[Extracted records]
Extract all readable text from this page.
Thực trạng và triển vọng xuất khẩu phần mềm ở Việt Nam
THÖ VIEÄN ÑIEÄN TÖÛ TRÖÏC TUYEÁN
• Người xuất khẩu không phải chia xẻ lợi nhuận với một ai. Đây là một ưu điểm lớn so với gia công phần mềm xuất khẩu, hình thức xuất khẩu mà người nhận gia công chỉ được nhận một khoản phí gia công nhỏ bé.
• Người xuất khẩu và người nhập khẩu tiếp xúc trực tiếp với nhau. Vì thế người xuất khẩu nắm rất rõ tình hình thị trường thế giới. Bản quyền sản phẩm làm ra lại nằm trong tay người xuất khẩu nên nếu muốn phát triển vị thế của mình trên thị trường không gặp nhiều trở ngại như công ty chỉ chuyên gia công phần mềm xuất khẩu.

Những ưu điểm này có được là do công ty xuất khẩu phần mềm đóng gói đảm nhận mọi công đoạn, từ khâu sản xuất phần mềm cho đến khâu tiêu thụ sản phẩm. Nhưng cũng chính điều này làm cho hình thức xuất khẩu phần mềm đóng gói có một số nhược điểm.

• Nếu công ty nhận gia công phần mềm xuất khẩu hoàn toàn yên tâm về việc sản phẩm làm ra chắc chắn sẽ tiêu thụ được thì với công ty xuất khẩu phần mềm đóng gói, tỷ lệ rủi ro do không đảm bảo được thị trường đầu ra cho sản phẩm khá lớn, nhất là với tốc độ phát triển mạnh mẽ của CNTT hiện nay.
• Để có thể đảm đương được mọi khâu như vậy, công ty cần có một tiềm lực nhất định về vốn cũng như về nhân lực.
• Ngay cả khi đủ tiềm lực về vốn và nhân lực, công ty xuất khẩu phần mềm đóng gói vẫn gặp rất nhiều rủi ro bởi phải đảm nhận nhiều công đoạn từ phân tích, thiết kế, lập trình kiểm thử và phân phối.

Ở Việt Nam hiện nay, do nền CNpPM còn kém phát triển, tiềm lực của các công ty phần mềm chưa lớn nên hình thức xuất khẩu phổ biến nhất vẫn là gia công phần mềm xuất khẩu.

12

_Exercise requirements_
Find all lines where the word "đóng" appears. Copy them.

_Task solution_
Những ưu điểm này có được là do công ty xuất khẩu phần mềm đóng gói đảm nhận mọi công đoạn, từ khâu sản xuất phần mềm cho đến khâu tiêu thụ sản phẩm. Nhưng cũng chính điều này làm cho hình thức xuất khẩu phần mềm đóng gói có một số nhược điểm.
• Nếu công ty nhận gia công phần mềm xuất khẩu hoàn toàn yên tâm về việc sản phẩm làm ra chắc chắn sẽ tiêu thụ được thì với công ty xuất khẩu phần mềm đóng gói, tỷ lệ rủi ro do không đảm bảo được thị trường đầu ra cho sản phẩm khá lớn, nhất là với tốc độ phát triển mạnh mẽ của CNTT hiện nay.
• Ngay cả khi đủ tiềm lực về vốn và nhân lực, công ty xuất khẩu phần mềm đóng gói vẫn gặp rất nhiều rủi ro bởi phải đảm nhận nhiều công đoạn từ phân tích, thiết kế, lập trình kiểm thử và phân phối.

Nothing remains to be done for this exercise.